What to work on: Repeat the records below exactly as they appear.

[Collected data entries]
_ _ _ _ _ _ _

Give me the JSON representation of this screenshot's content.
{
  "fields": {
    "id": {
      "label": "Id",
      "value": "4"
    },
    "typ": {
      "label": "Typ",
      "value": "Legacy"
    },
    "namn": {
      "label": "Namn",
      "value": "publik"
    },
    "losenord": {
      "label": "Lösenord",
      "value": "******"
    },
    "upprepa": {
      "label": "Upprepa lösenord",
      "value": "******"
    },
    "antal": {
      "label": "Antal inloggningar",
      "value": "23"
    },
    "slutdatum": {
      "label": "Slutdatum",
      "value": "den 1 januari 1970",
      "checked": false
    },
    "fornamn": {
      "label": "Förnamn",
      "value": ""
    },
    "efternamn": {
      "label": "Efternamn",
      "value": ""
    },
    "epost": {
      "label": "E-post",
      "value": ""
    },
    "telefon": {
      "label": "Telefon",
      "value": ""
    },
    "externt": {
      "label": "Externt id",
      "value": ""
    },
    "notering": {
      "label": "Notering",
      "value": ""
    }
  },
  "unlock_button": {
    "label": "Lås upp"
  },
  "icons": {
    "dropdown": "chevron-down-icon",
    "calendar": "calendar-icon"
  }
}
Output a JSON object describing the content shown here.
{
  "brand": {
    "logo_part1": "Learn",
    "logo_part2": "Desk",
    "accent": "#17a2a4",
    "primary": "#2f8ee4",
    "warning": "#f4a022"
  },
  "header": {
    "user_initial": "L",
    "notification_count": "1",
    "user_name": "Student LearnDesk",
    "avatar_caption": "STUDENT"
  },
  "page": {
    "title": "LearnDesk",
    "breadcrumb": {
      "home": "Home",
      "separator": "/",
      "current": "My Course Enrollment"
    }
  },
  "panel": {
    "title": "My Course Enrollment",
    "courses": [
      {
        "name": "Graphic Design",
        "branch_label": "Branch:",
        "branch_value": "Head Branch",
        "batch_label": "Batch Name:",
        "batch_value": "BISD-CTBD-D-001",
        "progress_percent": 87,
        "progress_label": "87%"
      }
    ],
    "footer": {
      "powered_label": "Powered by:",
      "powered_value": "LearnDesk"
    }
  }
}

_ _ _ _ _ _ _

Output of the exercise:
Give me the JSON representation of this screenshot's content.
{
  "fields": {
    "id": {
      "label": "Id",
      "value": "4"
    },
    "typ": {
      "label": "Typ",
      "value": "Legacy"
    },
    "namn": {
      "label": "Namn",
      "value": "publik"
    },
    "losenord": {
      "label": "Lösenord",
      "value": "******"
    },
    "upprepa": {
      "label": "Upprepa lösenord",
      "value": "******"
    },
    "antal": {
      "label": "Antal inloggningar",
      "value": "23"
    },
    "slutdatum": {
      "label": "Slutdatum",
      "value": "den 1 januari 1970",
      "checked": false
    },
    "fornamn": {
      "label": "Förnamn",
      "value": ""
    },
    "efternamn": {
      "label": "Efternamn",
      "value": ""
    },
    "epost": {
      "label": "E-post",
      "value": ""
    },
    "telefon": {
      "label": "Telefon",
      "value": ""
    },
    "externt": {
      "label": "Externt id",
      "value": ""
    },
    "notering": {
      "label": "Notering",
      "value": ""
    }
  },
  "unlock_button": {
    "label": "Lås upp"
  },
  "icons": {
    "dropdown": "chevron-down-icon",
    "calendar": "calendar-icon"
  }
}
Output a JSON object describing the content shown here.
{
  "brand": {
    "logo_part1": "Learn",
    "logo_part2": "Desk",
    "accent": "#17a2a4",
    "primary": "#2f8ee4",
    "warning": "#f4a022"
  },
  "header": {
    "user_initial": "L",
    "notification_count": "1",
    "user_name": "Student LearnDesk",
    "avatar_caption": "STUDENT"
  },
  "page": {
    "title": "LearnDesk",
    "breadcrumb": {
      "home": "Home",
      "separator": "/",
      "current": "My Course Enrollment"
    }
  },
  "panel": {
    "title": "My Course Enrollment",
    "courses": [
      {
        "name": "Graphic Design",
        "branch_label": "Branch:",
        "branch_value": "Head Branch",
        "batch_label": "Batch Name:",
        "batch_value": "BISD-CTBD-D-001",
        "progress_percent": 87,
        "progress_label": "87%"
      }
    ],
    "footer": {
      "powered_label": "Powered by:",
      "powered_value": "LearnDesk"
    }
  }
}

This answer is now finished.